#### PROBLEM DETAILS
Retype each line of the material exactly, please, skipping any picture in it.

#### INPUT ROWS
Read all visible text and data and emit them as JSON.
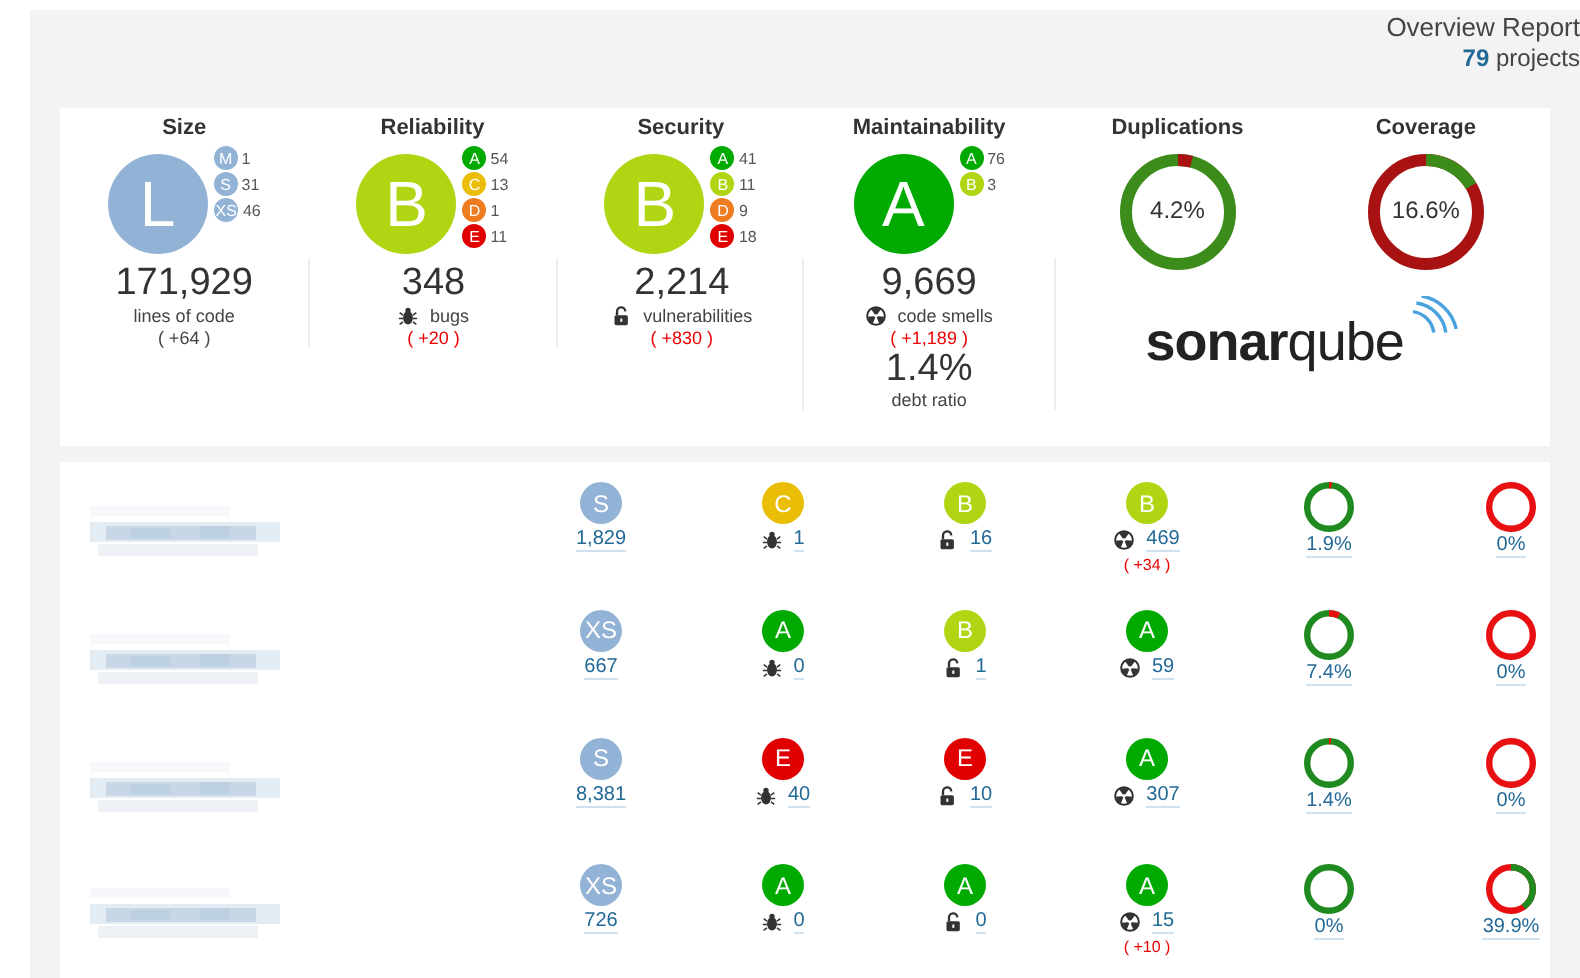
{
  "header": {
    "title": "Overview Report",
    "projects": "**79** projects"
  },
  "summary": [
    {
      "kind": "rating",
      "title": "Size",
      "rating": "L",
      "color": "#93b3d6",
      "distribution": [
        {
          "label": "M",
          "count": "1",
          "color": "#93b3d6"
        },
        {
          "label": "S",
          "count": "31",
          "color": "#93b3d6"
        },
        {
          "label": "XS",
          "count": "46",
          "color": "#93b3d6"
        }
      ],
      "value": "171,929",
      "caption": "lines of code",
      "delta": "( +64 )",
      "worse": false
    },
    {
      "kind": "rating",
      "title": "Reliability",
      "rating": "B",
      "color": "#b0d513",
      "distribution": [
        {
          "label": "A",
          "count": "54",
          "color": "#00aa00"
        },
        {
          "label": "C",
          "count": "13",
          "color": "#eabe06"
        },
        {
          "label": "D",
          "count": "1",
          "color": "#ed7d20"
        },
        {
          "label": "E",
          "count": "11",
          "color": "#e00000"
        }
      ],
      "value": "348",
      "caption": "bugs",
      "delta": "( +20 )",
      "worse": true
    },
    {
      "kind": "rating",
      "title": "Security",
      "rating": "B",
      "color": "#b0d513",
      "distribution": [
        {
          "label": "A",
          "count": "41",
          "color": "#00aa00"
        },
        {
          "label": "B",
          "count": "11",
          "color": "#b0d513"
        },
        {
          "label": "D",
          "count": "9",
          "color": "#ed7d20"
        },
        {
          "label": "E",
          "count": "18",
          "color": "#e00000"
        }
      ],
      "value": "2,214",
      "caption": "vulnerabilities",
      "delta": "( +830 )",
      "worse": true
    },
    {
      "kind": "rating",
      "title": "Maintainability",
      "rating": "A",
      "color": "#00aa00",
      "distribution": [
        {
          "label": "A",
          "count": "76",
          "color": "#00aa00"
        },
        {
          "label": "B",
          "count": "3",
          "color": "#b0d513"
        }
      ],
      "value": "9,669",
      "caption": "code smells",
      "delta": "( +1,189 )",
      "worse": true,
      "extra_value": "1.4%",
      "extra_caption": "debt ratio"
    },
    {
      "kind": "donut",
      "title": "Duplications",
      "reading": "4.2%"
    },
    {
      "kind": "donut",
      "title": "Coverage",
      "reading": "16.6%"
    }
  ],
  "logo": "**sonar**qube",
  "projects": [
    {
      "size": {
        "rating": "S",
        "color": "#93b3d6",
        "value": "1,829"
      },
      "reliability": {
        "rating": "C",
        "color": "#eabe06",
        "value": "1"
      },
      "security": {
        "rating": "B",
        "color": "#b0d513",
        "value": "16"
      },
      "maintainability": {
        "rating": "B",
        "color": "#b0d513",
        "value": "469",
        "delta": "( +34 )"
      },
      "duplications": {
        "reading": "1.9%"
      },
      "coverage": {
        "reading": "0%"
      }
    },
    {
      "size": {
        "rating": "XS",
        "color": "#93b3d6",
        "value": "667"
      },
      "reliability": {
        "rating": "A",
        "color": "#00aa00",
        "value": "0"
      },
      "security": {
        "rating": "B",
        "color": "#b0d513",
        "value": "1"
      },
      "maintainability": {
        "rating": "A",
        "color": "#00aa00",
        "value": "59"
      },
      "duplications": {
        "reading": "7.4%"
      },
      "coverage": {
        "reading": "0%"
      }
    },
    {
      "size": {
        "rating": "S",
        "color": "#93b3d6",
        "value": "8,381"
      },
      "reliability": {
        "rating": "E",
        "color": "#e00000",
        "value": "40"
      },
      "security": {
        "rating": "E",
        "color": "#e00000",
        "value": "10"
      },
      "maintainability": {
        "rating": "A",
        "color": "#00aa00",
        "value": "307"
      },
      "duplications": {
        "reading": "1.4%"
      },
      "coverage": {
        "reading": "0%"
      }
    },
    {
      "size": {
        "rating": "XS",
        "color": "#93b3d6",
        "value": "726"
      },
      "reliability": {
        "rating": "A",
        "color": "#00aa00",
        "value": "0"
      },
      "security": {
        "rating": "A",
        "color": "#00aa00",
        "value": "0"
      },
      "maintainability": {
        "rating": "A",
        "color": "#00aa00",
        "value": "15",
        "delta": "( +10 )"
      },
      "duplications": {
        "reading": "0%"
      },
      "coverage": {
        "reading": "39.9%"
      }
    }
  ]
}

#### CORRECT ANSWER
Read all visible text and data and emit them as JSON.
{
  "header": {
    "title": "Overview Report",
    "projects": "**79** projects"
  },
  "summary": [
    {
      "kind": "rating",
      "title": "Size",
      "rating": "L",
      "color": "#93b3d6",
      "distribution": [
        {
          "label": "M",
          "count": "1",
          "color": "#93b3d6"
        },
        {
          "label": "S",
          "count": "31",
          "color": "#93b3d6"
        },
        {
          "label": "XS",
          "count": "46",
          "color": "#93b3d6"
        }
      ],
      "value": "171,929",
      "caption": "lines of code",
      "delta": "( +64 )",
      "worse": false
    },
    {
      "kind": "rating",
      "title": "Reliability",
      "rating": "B",
      "color": "#b0d513",
      "distribution": [
        {
          "label": "A",
          "count": "54",
          "color": "#00aa00"
        },
        {
          "label": "C",
          "count": "13",
          "color": "#eabe06"
        },
        {
          "label": "D",
          "count": "1",
          "color": "#ed7d20"
        },
        {
          "label": "E",
          "count": "11",
          "color": "#e00000"
        }
      ],
      "value": "348",
      "caption": "bugs",
      "delta": "( +20 )",
      "worse": true
    },
    {
      "kind": "rating",
      "title": "Security",
      "rating": "B",
      "color": "#b0d513",
      "distribution": [
        {
          "label": "A",
          "count": "41",
          "color": "#00aa00"
        },
        {
          "label": "B",
          "count": "11",
          "color": "#b0d513"
        },
        {
          "label": "D",
          "count": "9",
          "color": "#ed7d20"
        },
        {
          "label": "E",
          "count": "18",
          "color": "#e00000"
        }
      ],
      "value": "2,214",
      "caption": "vulnerabilities",
      "delta": "( +830 )",
      "worse": true
    },
    {
      "kind": "rating",
      "title": "Maintainability",
      "rating": "A",
      "color": "#00aa00",
      "distribution": [
        {
          "label": "A",
          "count": "76",
          "color": "#00aa00"
        },
        {
          "label": "B",
          "count": "3",
          "color": "#b0d513"
        }
      ],
      "value": "9,669",
      "caption": "code smells",
      "delta": "( +1,189 )",
      "worse": true,
      "extra_value": "1.4%",
      "extra_caption": "debt ratio"
    },
    {
      "kind": "donut",
      "title": "Duplications",
      "reading": "4.2%"
    },
    {
      "kind": "donut",
      "title": "Coverage",
      "reading": "16.6%"
    }
  ],
  "logo": "**sonar**qube",
  "projects": [
    {
      "size": {
        "rating": "S",
        "color": "#93b3d6",
        "value": "1,829"
      },
      "reliability": {
        "rating": "C",
        "color": "#eabe06",
        "value": "1"
      },
      "security": {
        "rating": "B",
        "color": "#b0d513",
        "value": "16"
      },
      "maintainability": {
        "rating": "B",
        "color": "#b0d513",
        "value": "469",
        "delta": "( +34 )"
      },
      "duplications": {
        "reading": "1.9%"
      },
      "coverage": {
        "reading": "0%"
      }
    },
    {
      "size": {
        "rating": "XS",
        "color": "#93b3d6",
        "value": "667"
      },
      "reliability": {
        "rating": "A",
        "color": "#00aa00",
        "value": "0"
      },
      "security": {
        "rating": "B",
        "color": "#b0d513",
        "value": "1"
      },
      "maintainability": {
        "rating": "A",
        "color": "#00aa00",
        "value": "59"
      },
      "duplications": {
        "reading": "7.4%"
      },
      "coverage": {
        "reading": "0%"
      }
    },
    {
      "size": {
        "rating": "S",
        "color": "#93b3d6",
        "value": "8,381"
      },
      "reliability": {
        "rating": "E",
        "color": "#e00000",
        "value": "40"
      },
      "security": {
        "rating": "E",
        "color": "#e00000",
        "value": "10"
      },
      "maintainability": {
        "rating": "A",
        "color": "#00aa00",
        "value": "307"
      },
      "duplications": {
        "reading": "1.4%"
      },
      "coverage": {
        "reading": "0%"
      }
    },
    {
      "size": {
        "rating": "XS",
        "color": "#93b3d6",
        "value": "726"
      },
      "reliability": {
        "rating": "A",
        "color": "#00aa00",
        "value": "0"
      },
      "security": {
        "rating": "A",
        "color": "#00aa00",
        "value": "0"
      },
      "maintainability": {
        "rating": "A",
        "color": "#00aa00",
        "value": "15",
        "delta": "( +10 )"
      },
      "duplications": {
        "reading": "0%"
      },
      "coverage": {
        "reading": "39.9%"
      }
    }
  ]
}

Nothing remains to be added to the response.